Dataset entries:
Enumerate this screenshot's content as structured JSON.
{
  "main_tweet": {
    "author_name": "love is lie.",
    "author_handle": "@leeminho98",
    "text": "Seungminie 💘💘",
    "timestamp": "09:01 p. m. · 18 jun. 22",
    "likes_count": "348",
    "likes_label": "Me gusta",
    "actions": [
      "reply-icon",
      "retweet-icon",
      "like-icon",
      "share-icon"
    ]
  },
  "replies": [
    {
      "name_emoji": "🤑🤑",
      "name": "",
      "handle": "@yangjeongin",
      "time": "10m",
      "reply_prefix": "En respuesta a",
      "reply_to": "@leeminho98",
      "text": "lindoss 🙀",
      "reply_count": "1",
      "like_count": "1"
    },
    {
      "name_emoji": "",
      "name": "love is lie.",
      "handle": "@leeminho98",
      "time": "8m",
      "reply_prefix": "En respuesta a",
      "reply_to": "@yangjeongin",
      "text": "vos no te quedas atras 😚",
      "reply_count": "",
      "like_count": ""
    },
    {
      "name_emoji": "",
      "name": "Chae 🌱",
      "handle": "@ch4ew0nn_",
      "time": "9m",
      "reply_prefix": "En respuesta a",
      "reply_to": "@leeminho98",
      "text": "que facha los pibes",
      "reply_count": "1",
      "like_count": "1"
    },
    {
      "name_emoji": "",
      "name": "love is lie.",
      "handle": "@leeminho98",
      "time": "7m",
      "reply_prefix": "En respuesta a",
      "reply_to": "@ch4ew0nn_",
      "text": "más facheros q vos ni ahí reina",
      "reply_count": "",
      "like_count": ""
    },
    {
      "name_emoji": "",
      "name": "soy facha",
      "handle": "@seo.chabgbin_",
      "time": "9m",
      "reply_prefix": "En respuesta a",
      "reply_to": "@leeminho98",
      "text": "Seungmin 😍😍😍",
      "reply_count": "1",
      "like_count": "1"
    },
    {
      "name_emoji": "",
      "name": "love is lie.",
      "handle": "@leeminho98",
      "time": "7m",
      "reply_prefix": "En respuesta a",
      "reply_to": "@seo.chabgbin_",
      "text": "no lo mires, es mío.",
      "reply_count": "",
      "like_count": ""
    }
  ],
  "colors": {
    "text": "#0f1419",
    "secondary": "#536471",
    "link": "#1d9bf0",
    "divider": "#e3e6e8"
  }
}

* * *

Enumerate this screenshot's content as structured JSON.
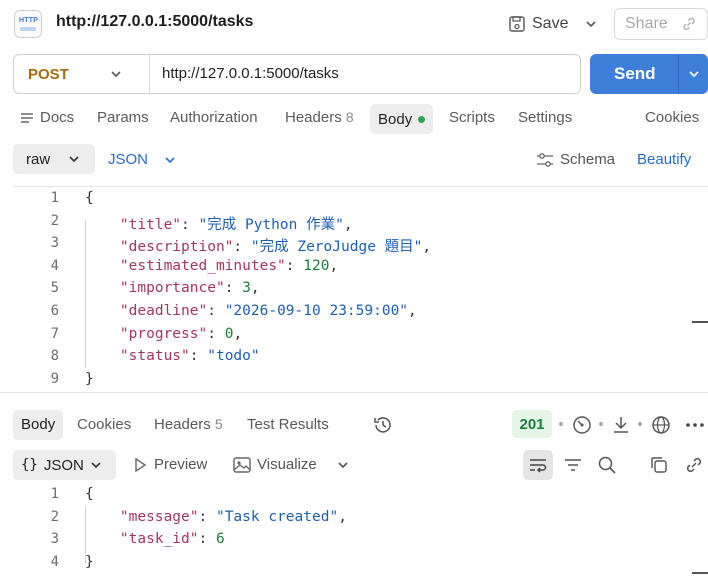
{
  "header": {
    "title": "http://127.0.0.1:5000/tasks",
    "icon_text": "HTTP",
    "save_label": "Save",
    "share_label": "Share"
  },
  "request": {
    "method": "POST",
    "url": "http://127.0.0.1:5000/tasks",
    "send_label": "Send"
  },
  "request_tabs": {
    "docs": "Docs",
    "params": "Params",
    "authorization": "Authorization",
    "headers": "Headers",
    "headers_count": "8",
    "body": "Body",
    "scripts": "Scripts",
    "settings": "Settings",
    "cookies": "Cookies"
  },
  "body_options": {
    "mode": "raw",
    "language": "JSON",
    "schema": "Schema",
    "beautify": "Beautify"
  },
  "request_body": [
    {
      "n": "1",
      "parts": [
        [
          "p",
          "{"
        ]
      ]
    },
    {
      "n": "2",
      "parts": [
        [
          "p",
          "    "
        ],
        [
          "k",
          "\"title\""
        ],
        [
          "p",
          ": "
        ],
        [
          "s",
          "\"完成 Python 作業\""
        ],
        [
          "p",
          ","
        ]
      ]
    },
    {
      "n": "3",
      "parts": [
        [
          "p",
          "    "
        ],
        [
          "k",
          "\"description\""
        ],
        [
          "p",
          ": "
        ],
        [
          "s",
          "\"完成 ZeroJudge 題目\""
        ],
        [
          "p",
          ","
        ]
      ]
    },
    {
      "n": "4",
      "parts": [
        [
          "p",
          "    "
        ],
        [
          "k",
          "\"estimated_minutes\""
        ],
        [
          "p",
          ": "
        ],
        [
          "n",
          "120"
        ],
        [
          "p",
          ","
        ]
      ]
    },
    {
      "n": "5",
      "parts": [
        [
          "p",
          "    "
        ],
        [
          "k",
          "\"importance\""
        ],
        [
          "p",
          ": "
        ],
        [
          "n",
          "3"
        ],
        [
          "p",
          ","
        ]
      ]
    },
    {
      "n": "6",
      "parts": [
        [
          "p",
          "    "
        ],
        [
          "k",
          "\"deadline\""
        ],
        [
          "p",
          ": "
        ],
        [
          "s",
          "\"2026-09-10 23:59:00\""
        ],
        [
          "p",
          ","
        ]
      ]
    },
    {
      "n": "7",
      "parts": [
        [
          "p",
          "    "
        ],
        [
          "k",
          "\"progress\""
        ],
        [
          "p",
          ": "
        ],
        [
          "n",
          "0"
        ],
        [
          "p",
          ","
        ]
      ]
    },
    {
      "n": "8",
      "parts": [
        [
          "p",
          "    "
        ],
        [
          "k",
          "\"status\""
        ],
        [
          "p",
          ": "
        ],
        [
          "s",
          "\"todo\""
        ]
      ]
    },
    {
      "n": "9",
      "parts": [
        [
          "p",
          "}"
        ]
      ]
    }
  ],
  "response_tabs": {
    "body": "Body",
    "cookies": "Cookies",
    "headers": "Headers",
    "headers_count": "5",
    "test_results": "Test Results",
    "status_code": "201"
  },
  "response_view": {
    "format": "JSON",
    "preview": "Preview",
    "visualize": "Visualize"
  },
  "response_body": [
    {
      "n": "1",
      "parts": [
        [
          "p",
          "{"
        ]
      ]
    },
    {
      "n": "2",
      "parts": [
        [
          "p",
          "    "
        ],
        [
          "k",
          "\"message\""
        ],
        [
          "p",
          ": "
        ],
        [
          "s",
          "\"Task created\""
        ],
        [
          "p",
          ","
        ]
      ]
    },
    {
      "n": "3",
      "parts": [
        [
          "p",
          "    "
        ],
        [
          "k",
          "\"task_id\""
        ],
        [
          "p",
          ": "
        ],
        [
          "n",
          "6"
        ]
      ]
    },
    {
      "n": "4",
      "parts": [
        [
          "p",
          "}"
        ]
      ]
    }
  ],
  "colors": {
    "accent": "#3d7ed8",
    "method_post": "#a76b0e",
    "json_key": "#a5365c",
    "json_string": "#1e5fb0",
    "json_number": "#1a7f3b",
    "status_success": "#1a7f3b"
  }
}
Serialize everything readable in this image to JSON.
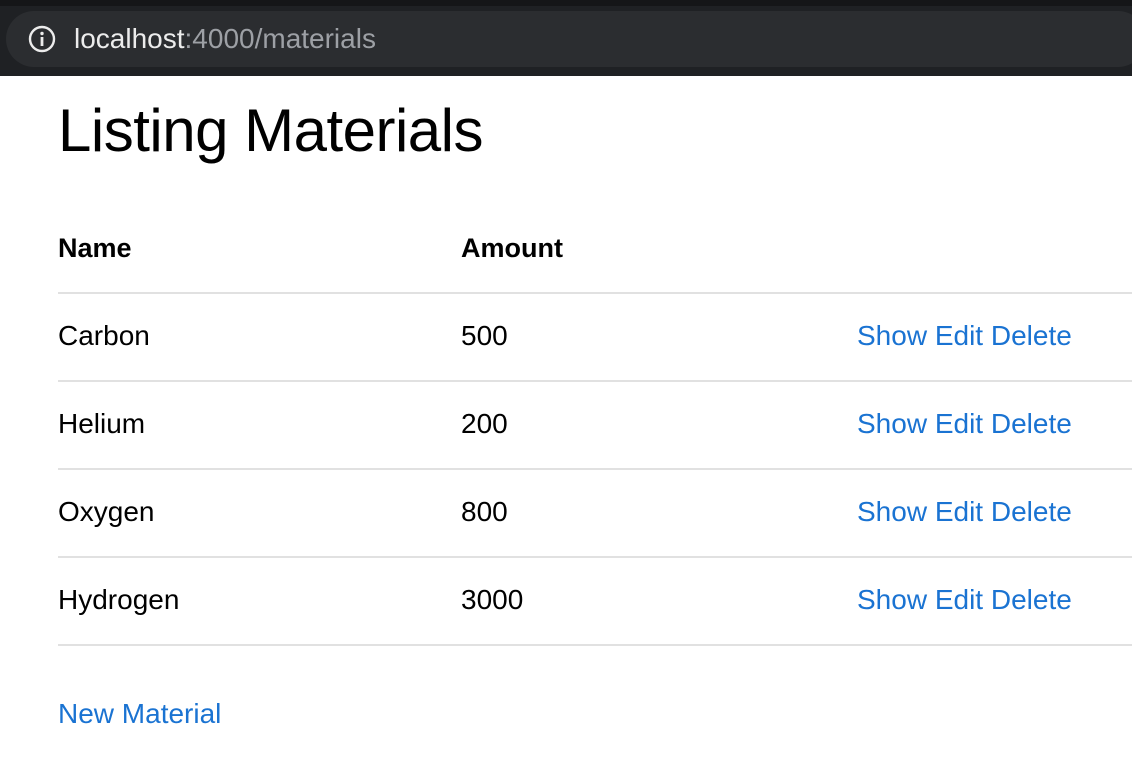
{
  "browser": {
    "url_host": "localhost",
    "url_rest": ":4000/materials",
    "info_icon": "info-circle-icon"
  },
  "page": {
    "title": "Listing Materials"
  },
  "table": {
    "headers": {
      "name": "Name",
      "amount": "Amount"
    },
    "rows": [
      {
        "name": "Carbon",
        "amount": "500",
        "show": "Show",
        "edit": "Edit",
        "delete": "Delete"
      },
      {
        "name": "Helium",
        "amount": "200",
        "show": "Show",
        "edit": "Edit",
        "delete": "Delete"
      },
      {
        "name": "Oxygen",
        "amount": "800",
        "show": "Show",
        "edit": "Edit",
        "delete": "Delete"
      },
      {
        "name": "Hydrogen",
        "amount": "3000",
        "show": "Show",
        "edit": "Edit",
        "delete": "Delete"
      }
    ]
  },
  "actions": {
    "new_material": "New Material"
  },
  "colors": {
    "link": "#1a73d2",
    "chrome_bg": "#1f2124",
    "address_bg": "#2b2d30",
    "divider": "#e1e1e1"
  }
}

Aim of the exercise:
Only the number is wanted: how many lines in the entries above contain the word "title"?

Result for this exercise:
3